YOUR GOAL - Format the rows below, from the first one through the one containing "128, 650, 148]", as a numbered list, omitting any blank lines.

SUPPLIED RECORDS -

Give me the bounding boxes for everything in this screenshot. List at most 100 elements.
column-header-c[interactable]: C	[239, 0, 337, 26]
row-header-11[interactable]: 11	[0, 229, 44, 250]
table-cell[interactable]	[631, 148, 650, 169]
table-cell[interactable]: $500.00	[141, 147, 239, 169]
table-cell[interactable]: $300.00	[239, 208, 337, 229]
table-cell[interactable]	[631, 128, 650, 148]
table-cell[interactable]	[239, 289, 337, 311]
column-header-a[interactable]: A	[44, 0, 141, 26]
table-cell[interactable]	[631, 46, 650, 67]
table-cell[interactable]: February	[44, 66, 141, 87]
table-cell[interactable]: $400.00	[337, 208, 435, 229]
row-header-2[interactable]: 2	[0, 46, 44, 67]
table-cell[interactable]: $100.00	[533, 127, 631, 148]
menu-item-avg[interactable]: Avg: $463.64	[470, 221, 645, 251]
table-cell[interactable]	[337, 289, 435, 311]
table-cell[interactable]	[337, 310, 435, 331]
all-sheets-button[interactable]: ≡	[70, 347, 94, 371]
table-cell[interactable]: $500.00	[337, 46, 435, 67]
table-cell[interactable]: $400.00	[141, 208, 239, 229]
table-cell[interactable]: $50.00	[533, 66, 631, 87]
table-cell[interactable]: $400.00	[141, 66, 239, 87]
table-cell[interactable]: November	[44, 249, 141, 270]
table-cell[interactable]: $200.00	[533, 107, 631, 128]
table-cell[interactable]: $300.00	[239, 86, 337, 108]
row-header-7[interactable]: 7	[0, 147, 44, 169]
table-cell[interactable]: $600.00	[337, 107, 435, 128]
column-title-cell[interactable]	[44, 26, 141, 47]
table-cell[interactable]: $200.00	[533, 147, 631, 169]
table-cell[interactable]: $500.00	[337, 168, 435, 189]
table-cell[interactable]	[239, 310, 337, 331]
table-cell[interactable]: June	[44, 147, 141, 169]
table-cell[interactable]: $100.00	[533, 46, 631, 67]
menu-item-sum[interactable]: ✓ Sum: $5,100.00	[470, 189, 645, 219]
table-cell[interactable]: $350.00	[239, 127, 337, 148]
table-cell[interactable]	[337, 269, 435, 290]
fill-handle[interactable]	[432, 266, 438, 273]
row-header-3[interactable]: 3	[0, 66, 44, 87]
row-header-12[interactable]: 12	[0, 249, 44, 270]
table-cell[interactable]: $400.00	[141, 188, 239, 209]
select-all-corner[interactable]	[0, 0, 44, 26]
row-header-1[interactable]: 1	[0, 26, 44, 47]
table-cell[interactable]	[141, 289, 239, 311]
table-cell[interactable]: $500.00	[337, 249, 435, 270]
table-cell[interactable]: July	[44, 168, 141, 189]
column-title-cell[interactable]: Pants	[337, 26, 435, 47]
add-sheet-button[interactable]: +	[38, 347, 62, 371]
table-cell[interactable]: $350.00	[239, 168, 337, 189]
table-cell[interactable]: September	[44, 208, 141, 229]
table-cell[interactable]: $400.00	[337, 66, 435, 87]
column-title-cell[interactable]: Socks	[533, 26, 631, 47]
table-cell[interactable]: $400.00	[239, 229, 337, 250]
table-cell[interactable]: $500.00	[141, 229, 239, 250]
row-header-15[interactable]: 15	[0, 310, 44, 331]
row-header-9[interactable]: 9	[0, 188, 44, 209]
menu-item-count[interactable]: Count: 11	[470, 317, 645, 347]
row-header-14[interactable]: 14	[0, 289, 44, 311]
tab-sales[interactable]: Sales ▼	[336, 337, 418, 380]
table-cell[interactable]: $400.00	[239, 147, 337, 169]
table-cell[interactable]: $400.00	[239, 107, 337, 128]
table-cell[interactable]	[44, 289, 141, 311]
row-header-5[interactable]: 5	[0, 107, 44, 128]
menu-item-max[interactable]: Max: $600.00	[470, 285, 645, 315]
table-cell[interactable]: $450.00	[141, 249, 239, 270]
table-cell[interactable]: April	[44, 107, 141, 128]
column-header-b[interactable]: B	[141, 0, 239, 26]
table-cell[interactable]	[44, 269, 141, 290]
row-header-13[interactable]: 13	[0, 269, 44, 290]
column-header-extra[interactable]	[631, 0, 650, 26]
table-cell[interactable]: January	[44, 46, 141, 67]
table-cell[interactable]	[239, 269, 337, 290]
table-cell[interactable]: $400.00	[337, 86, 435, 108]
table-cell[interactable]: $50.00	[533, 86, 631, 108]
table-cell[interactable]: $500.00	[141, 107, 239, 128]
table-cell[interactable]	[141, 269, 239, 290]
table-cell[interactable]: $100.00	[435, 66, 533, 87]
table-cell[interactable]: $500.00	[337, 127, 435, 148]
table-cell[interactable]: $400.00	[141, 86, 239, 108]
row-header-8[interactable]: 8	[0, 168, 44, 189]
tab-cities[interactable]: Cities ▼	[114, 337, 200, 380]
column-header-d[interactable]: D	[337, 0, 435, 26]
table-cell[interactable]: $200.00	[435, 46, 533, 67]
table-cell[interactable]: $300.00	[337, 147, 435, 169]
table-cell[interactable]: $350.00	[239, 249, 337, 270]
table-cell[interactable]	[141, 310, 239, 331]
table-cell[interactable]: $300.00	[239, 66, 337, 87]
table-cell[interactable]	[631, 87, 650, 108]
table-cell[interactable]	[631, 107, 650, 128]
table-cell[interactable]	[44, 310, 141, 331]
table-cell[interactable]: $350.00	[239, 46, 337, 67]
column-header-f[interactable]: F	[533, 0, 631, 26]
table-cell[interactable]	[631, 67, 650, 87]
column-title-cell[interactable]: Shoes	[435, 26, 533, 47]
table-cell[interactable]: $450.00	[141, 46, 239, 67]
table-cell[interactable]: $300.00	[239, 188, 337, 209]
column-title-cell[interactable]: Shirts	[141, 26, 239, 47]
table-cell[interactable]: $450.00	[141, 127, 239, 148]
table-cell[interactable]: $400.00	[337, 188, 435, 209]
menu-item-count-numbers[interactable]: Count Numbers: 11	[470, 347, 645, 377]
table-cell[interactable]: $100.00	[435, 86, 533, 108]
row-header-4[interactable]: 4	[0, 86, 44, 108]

RESPONSE -
1. Give me the bounding boxes for everything in this screenshot. List at most 100 elements.
2. column-header-c[interactable]: C	[239, 0, 337, 26]
3. row-header-11[interactable]: 11	[0, 229, 44, 250]
4. table-cell[interactable]	[631, 148, 650, 169]
5. table-cell[interactable]: $500.00	[141, 147, 239, 169]
6. table-cell[interactable]: $300.00	[239, 208, 337, 229]
7. table-cell[interactable]	[631, 128, 650, 148]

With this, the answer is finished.